Wednesday 28 May 2014

THE APPLE

CONTAINS SPOILERS AND WHU----????!?

Whatever you're doing, stop it right his minute and go and watch The Apple: a 1980 hippie musical very vaguely based around the book of Genesis, from the director of The Delta Force, and which honestly deserves to be far better known. For at least twenty minutes afterwards I could barely form any coherent statement beyond "What the hell was that?"; I watched it shortly after Konga, the endearingly silly British monster movie in which mad scientist Michael Gough turns a chimpanzee into a (sub-Godzilla man-in-a-rubber-suit) gorilla to kill off his enemies, and even that didn't prepare me for the astonishing lunacy of Menahem Golan's futuristic comedy musical full of fantasy sequences, wildly extravagant disco dance routines, and costumes that make the 1980 Flash Gordon look like a particularly drab edition of Newsnight.

In the future (1994, anyway), the world is pretty much ruled by the Boogalow International Music corporation, run by Satan in the guise of music agent Mr Boogalow (Vladek Sheybal, probably best known as the evil mastermind in From Russia With Love). In contrast to his regime of slick but empty pop numbers, he encounters a duo singing simple but heartfelt love songs: Alphie (George Gilmour in his only screen appearance) wants no part of it but his partner and girlfriend Bibi (Catherine Mary Stewart!) is immediately trapped in the business and becomes the new face of BIM. In a world where it's compulsory to wear BIM stickers on your face and to stop work for BIM-approved exercise routines (even if you're halfway through open heart surgery or putting out a raging fire), can the young lovers get back together and thwart the evil record company?

## RECORDED DATA
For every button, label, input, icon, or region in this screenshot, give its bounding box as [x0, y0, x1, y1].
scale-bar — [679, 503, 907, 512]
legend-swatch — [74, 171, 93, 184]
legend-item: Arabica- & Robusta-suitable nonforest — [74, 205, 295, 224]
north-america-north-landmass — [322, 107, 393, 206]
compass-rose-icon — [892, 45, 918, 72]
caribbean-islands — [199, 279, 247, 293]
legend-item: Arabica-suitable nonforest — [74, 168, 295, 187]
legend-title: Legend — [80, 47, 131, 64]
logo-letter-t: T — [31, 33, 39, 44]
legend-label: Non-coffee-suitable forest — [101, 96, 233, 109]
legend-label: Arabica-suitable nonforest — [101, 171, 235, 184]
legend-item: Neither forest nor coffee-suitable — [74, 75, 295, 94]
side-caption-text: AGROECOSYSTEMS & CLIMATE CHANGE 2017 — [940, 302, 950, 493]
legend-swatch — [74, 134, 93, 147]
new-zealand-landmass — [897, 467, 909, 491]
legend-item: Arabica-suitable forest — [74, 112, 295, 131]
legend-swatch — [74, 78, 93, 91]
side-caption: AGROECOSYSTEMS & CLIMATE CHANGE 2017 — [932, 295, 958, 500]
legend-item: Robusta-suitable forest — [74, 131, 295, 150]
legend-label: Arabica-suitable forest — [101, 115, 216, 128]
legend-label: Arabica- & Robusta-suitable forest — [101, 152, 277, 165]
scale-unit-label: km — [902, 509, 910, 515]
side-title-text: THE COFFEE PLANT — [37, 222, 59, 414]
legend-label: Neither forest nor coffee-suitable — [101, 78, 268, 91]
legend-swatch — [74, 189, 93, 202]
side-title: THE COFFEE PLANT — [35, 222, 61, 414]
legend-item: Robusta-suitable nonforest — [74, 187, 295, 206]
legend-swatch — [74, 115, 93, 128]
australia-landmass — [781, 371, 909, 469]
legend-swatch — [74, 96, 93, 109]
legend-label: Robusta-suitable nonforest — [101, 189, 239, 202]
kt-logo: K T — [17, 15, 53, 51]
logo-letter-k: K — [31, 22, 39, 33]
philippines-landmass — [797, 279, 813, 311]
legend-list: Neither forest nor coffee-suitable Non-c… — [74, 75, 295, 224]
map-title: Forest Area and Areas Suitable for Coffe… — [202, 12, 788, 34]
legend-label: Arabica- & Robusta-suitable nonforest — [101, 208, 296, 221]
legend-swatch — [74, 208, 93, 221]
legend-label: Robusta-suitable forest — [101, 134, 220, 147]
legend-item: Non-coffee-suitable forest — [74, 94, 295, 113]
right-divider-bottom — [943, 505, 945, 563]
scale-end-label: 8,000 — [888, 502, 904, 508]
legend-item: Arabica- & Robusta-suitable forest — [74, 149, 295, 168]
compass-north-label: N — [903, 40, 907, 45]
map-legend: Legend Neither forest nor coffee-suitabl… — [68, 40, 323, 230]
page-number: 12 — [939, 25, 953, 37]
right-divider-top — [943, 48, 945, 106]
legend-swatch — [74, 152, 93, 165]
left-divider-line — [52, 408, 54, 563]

## REQUIREMENT 1
Duplicate the part of The Apple review between "In the future" and "evil record company?", inclusive.
## REQUIREMENT 2
Go on with the review of The Apple from the point where it stops.

## ANSWER SECTION 1
In the future (1994, anyway), the world is pretty much ruled by the Boogalow International Music corporation, run by Satan in the guise of music agent Mr Boogalow (Vladek Sheybal, probably best known as the evil mastermind in From Russia With Love). In contrast to his regime of slick but empty pop numbers, he encounters a duo singing simple but heartfelt love songs: Alphie (George Gilmour in his only screen appearance) wants no part of it but his partner and girlfriend Bibi (Catherine Mary Stewart!) is immediately trapped in the business and becomes the new face of BIM. In a world where it's compulsory to wear BIM stickers on your face and to stop work for BIM-approved exercise routines (even if you're halfway through open heart surgery or putting out a raging fire), can the young lovers get back together and thwart the evil record company?

## ANSWER SECTION 2
Much of this is conveyed through a series of slick dance numbers choreographed by Nigel Lythgoe, now best known for rubbishy TV shows like Popstars, American Idol and So You Think You Can Dance, and they're really the best thing on show given that, as is usual for such things, the romantic leads are wet as cold tripe. Every ten minutes or so everyone starts leaping about in (at least to my dancephobic eyes) immaculately synchronised routines: one has BIM's principal hunk in a spangly jockstrap tempting Bibi with an apple the size of a bowling ball in a fantasy Hell. Another features Grace Kennedy (!) attempting to seduce Alphie through a song called "I'm Coming", with gyrating couples in bed behind them apparently enacting Busby Berkeley's version of Cafe Flesh. Why is this film not better known?

If it's somehow not enough that Vladek Sheybal has a reggae number "How To Be A Master" (he even has a similar goatee to Roger Delgado), Miriam Margolyes turns up out of nowhere as a stereotypical Yiddish momma who not only says the word "meshuggar" at one point but also makes chicken soup. Towards the end, Joss Ackland appears as the leader of a hippie commune hiding under a bridge and then as God, who takes all the hippies away in his flying car. And then it stops and you spend the next half hour trying to work out if your brain still works and just what the hell you just watched.

Generally, I hate musicals and if I never see South Pacific or Mamma Mia that'll be just fine with me. But boy, is this one a blinder. Don't get me wrong, The Apple is terrible: part-Phantom Of The Paradise, part-Eurovision Song Contest, all-nonsense. But I love that it exists and Menahem Golan was able to do it his way without the studio interfering all the time - he was the studio. It's a one-off and we shall not see its like again. Absolutely unbelievable. Now go and find it.